Goal >> Copy out the listing below word for word, leaving out any pictures.

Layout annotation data
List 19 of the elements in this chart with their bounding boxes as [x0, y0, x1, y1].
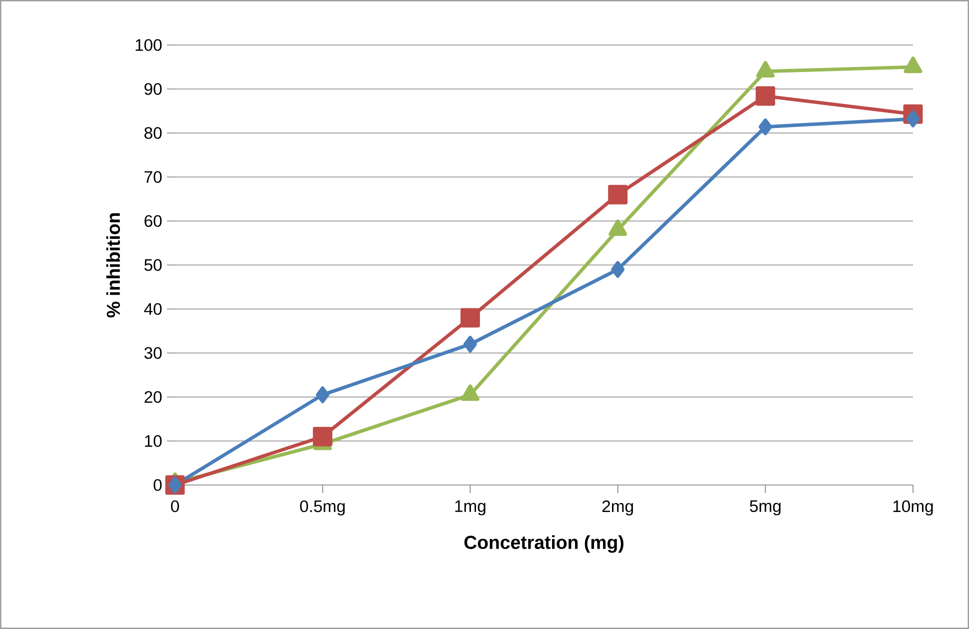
x-tick-label: 0.5mg	[300, 500, 345, 516]
y-tick-label: 10	[145, 435, 162, 447]
x-tick-label: 1mg	[455, 500, 486, 516]
y-tick-label: 60	[144, 215, 162, 227]
y-tick-label: 100	[136, 39, 162, 51]
y-axis-title: % inhibition	[106, 213, 120, 318]
x-tick-label: 10mg	[893, 500, 933, 516]
y-tick-label: 80	[144, 127, 162, 139]
y-tick-label: 70	[144, 171, 162, 183]
y-tick-label: 30	[144, 347, 162, 359]
y-tick-label: 0	[154, 479, 162, 491]
y-tick-label: 50	[144, 259, 162, 271]
y-tick-label: 40	[144, 303, 162, 315]
x-tick-label: 0	[171, 500, 179, 512]
x-axis-title: Concetration (mg)	[464, 535, 624, 553]
y-tick-label: 90	[144, 83, 162, 95]
y-tick-label: 20	[144, 391, 162, 403]
x-tick-label: 2mg	[602, 500, 633, 516]
x-tick-label: 5mg	[750, 500, 781, 516]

Answer to this task >>
List 19 of the elements in this chart with their bounding boxes as [x0, y0, x1, y1].
x-tick-label: 0.5mg	[300, 500, 345, 516]
y-tick-label: 10	[145, 435, 162, 447]
x-tick-label: 1mg	[455, 500, 486, 516]
y-tick-label: 60	[144, 215, 162, 227]
y-tick-label: 100	[136, 39, 162, 51]
y-axis-title: % inhibition	[106, 213, 120, 318]
x-tick-label: 10mg	[893, 500, 933, 516]
y-tick-label: 80	[144, 127, 162, 139]
y-tick-label: 70	[144, 171, 162, 183]
y-tick-label: 30	[144, 347, 162, 359]
y-tick-label: 0	[154, 479, 162, 491]
y-tick-label: 50	[144, 259, 162, 271]
y-tick-label: 40	[144, 303, 162, 315]
x-tick-label: 0	[171, 500, 179, 512]
x-axis-title: Concetration (mg)	[464, 535, 624, 553]
y-tick-label: 90	[144, 83, 162, 95]
y-tick-label: 20	[144, 391, 162, 403]
x-tick-label: 2mg	[602, 500, 633, 516]
x-tick-label: 5mg	[750, 500, 781, 516]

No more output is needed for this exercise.